● **GIVEN TASK**:
Output the full listing below exactly as it reads, and skip anything that is a picture.

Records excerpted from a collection
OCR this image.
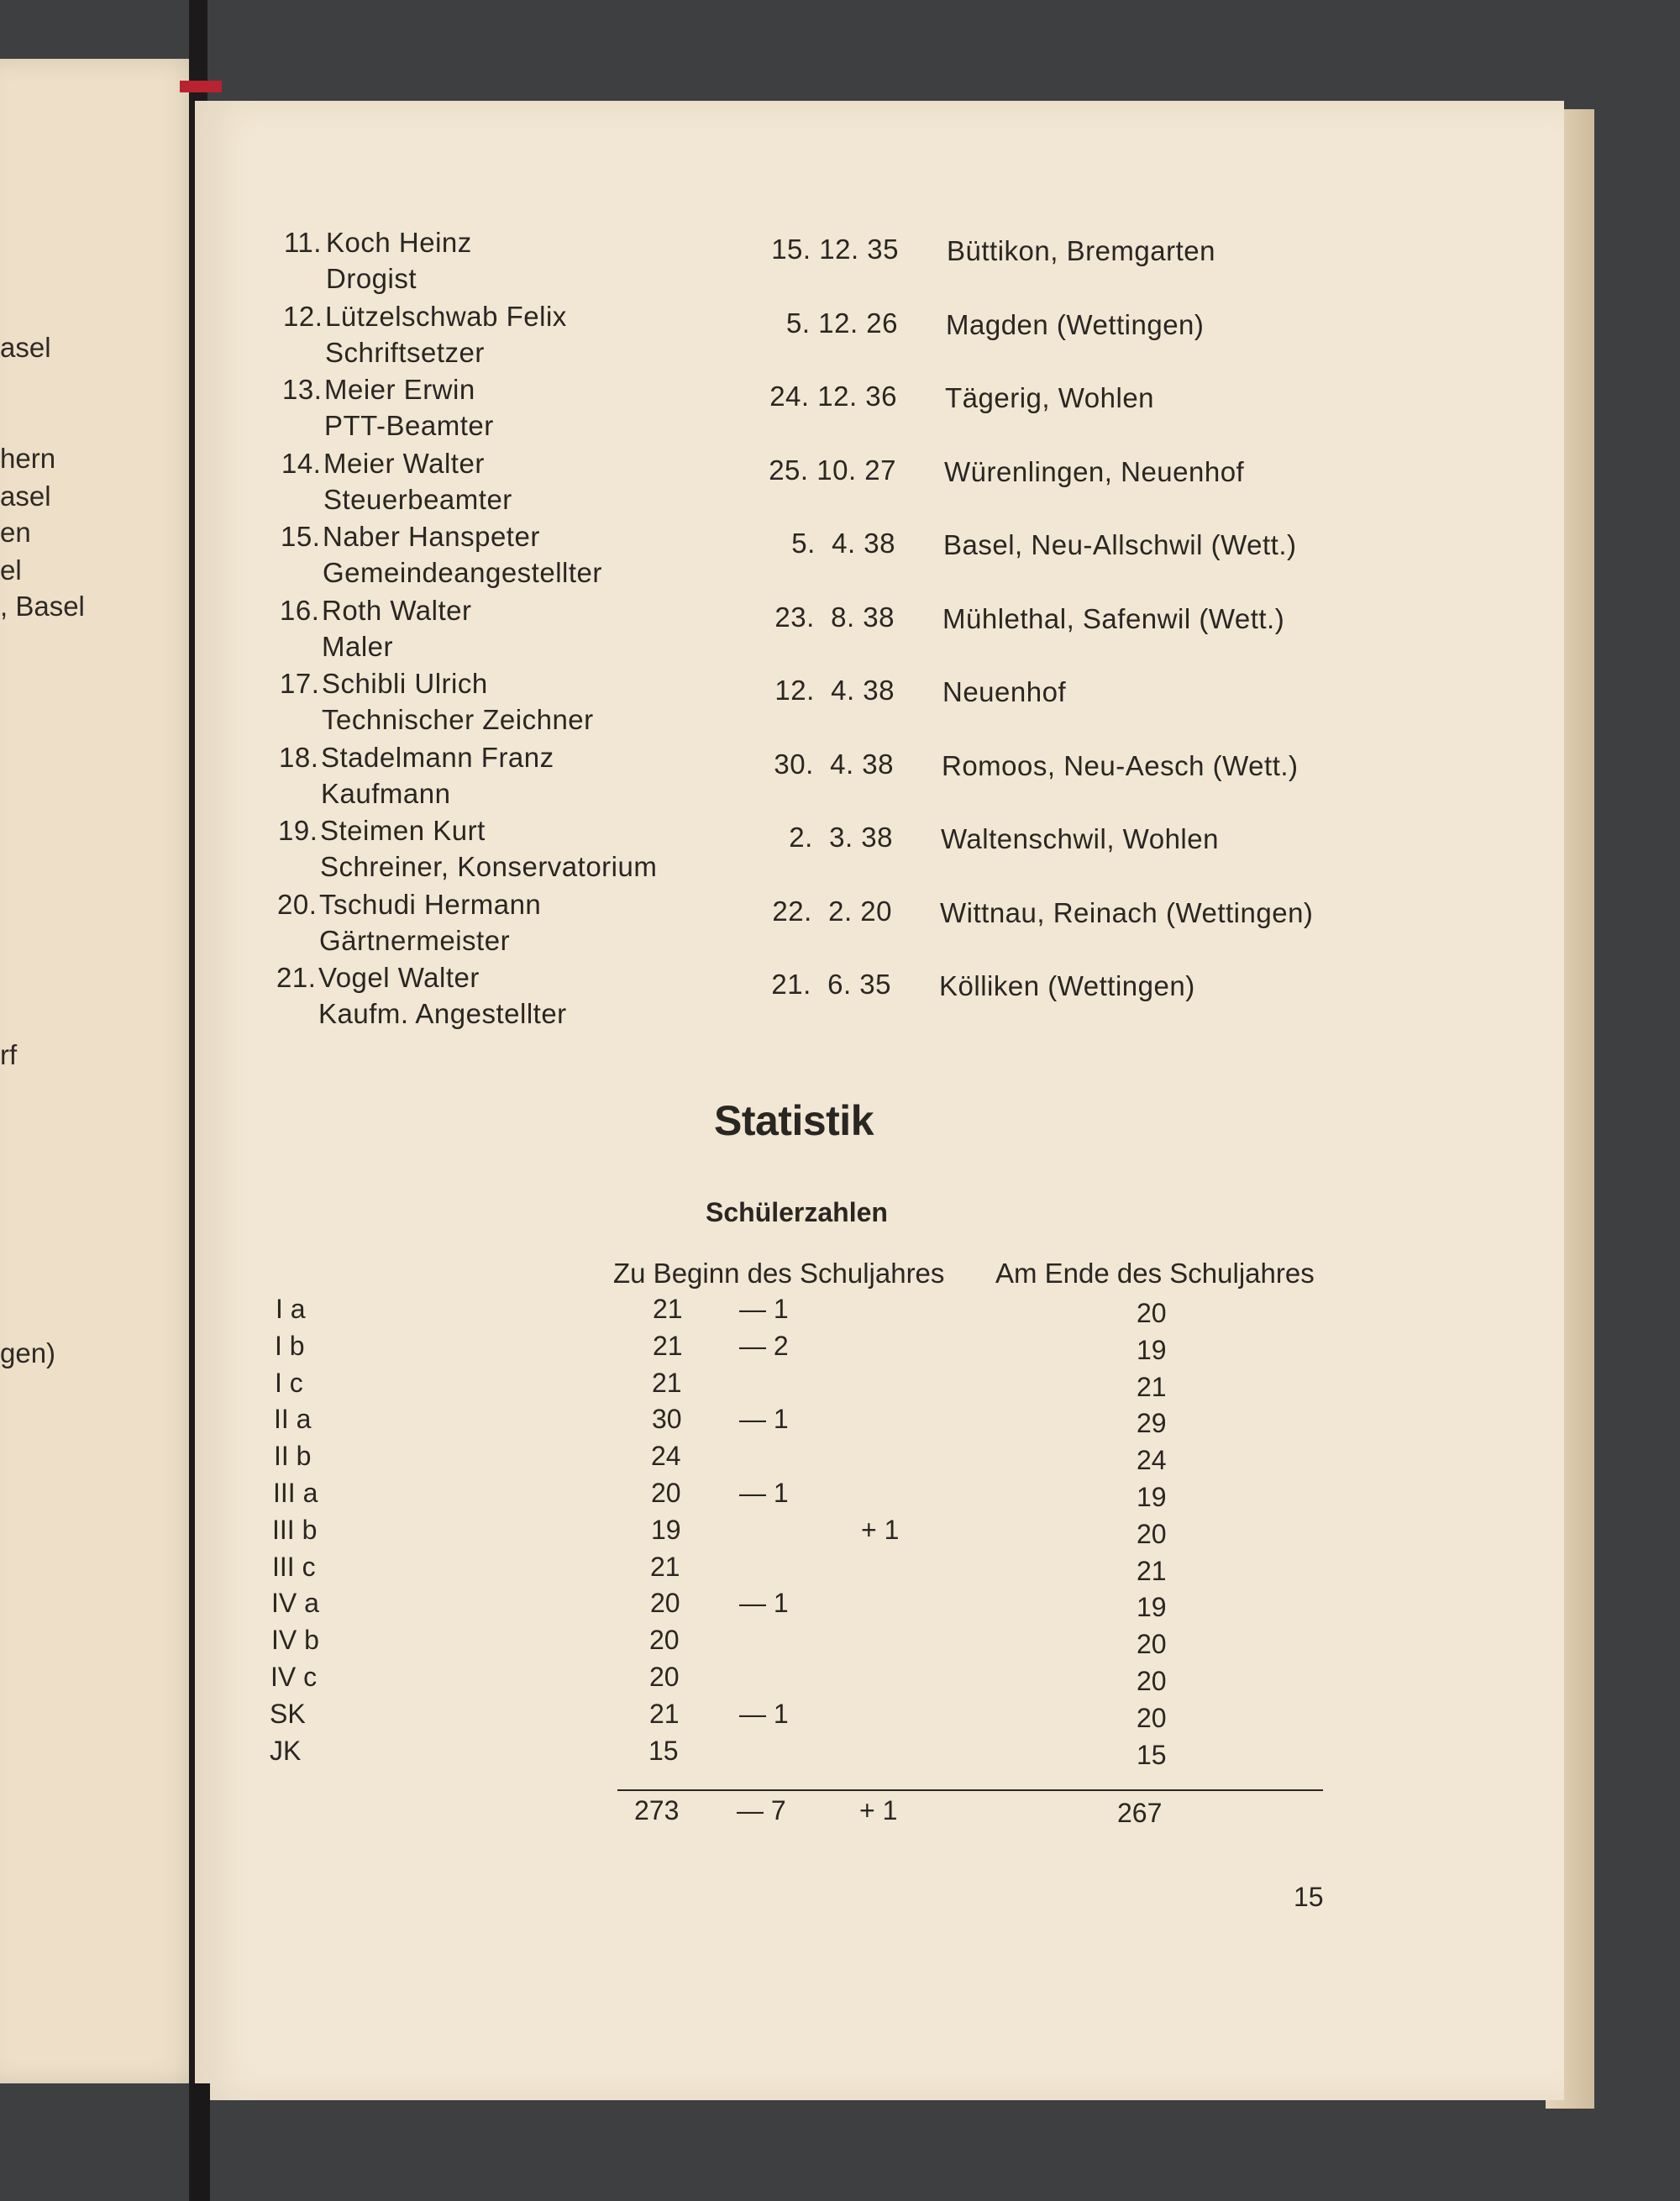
asel
hern
asel
en
el
, Basel
rf
gen)
11. Koch Heinz
Drogist
15. 12. 35 Büttikon, Bremgarten
12. Lützelschwab Felix
Schriftsetzer
5. 12. 26 Magden (Wettingen)
13. Meier Erwin
PTT-Beamter
24. 12. 36 Tägerig, Wohlen
14. Meier Walter
Steuerbeamter
25. 10. 27 Würenlingen, Neuenhof
15. Naber Hanspeter
Gemeindeangestellter
5.  4. 38 Basel, Neu-Allschwil (Wett.)
16. Roth Walter
Maler
23.  8. 38 Mühlethal, Safenwil (Wett.)
17. Schibli Ulrich
Technischer Zeichner
12.  4. 38 Neuenhof
18. Stadelmann Franz
Kaufmann
30.  4. 38 Romoos, Neu-Aesch (Wett.)
19. Steimen Kurt
Schreiner, Konservatorium
2.  3. 38 Waltenschwil, Wohlen
20. Tschudi Hermann
Gärtnermeister
22.  2. 20 Wittnau, Reinach (Wettingen)
21. Vogel Walter
Kaufm. Angestellter
21.  6. 35 Kölliken (Wettingen)
Statistik
Schülerzahlen
Zu Beginn des Schuljahres Am Ende des Schuljahres
I a	21 — 1	20
I b	21 — 2	19
I c	21	21
II a	30 — 1	29
II b	24	24
III a	20 — 1	19
III b	19	+ 1	20
III c	21	21
IV a	20 — 1	19
IV b	20	20
IV c	20	20
SK	21 — 1	20
JK	15	15
273 — 7	+ 1	267
15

● **TASK OUTPUT**:
OCR this image.
asel
hern
asel
en
el
, Basel
rf
gen)
11. Koch Heinz
Drogist
15. 12. 35 Büttikon, Bremgarten
12. Lützelschwab Felix
Schriftsetzer
5. 12. 26 Magden (Wettingen)
13. Meier Erwin
PTT-Beamter
24. 12. 36 Tägerig, Wohlen
14. Meier Walter
Steuerbeamter
25. 10. 27 Würenlingen, Neuenhof
15. Naber Hanspeter
Gemeindeangestellter
5.  4. 38 Basel, Neu-Allschwil (Wett.)
16. Roth Walter
Maler
23.  8. 38 Mühlethal, Safenwil (Wett.)
17. Schibli Ulrich
Technischer Zeichner
12.  4. 38 Neuenhof
18. Stadelmann Franz
Kaufmann
30.  4. 38 Romoos, Neu-Aesch (Wett.)
19. Steimen Kurt
Schreiner, Konservatorium
2.  3. 38 Waltenschwil, Wohlen
20. Tschudi Hermann
Gärtnermeister
22.  2. 20 Wittnau, Reinach (Wettingen)
21. Vogel Walter
Kaufm. Angestellter
21.  6. 35 Kölliken (Wettingen)
Statistik
Schülerzahlen
Zu Beginn des Schuljahres Am Ende des Schuljahres
I a	21 — 1	20
I b	21 — 2	19
I c	21	21
II a	30 — 1	29
II b	24	24
III a	20 — 1	19
III b	19	+ 1	20
III c	21	21
IV a	20 — 1	19
IV b	20	20
IV c	20	20
SK	21 — 1	20
JK	15	15
273 — 7	+ 1	267
15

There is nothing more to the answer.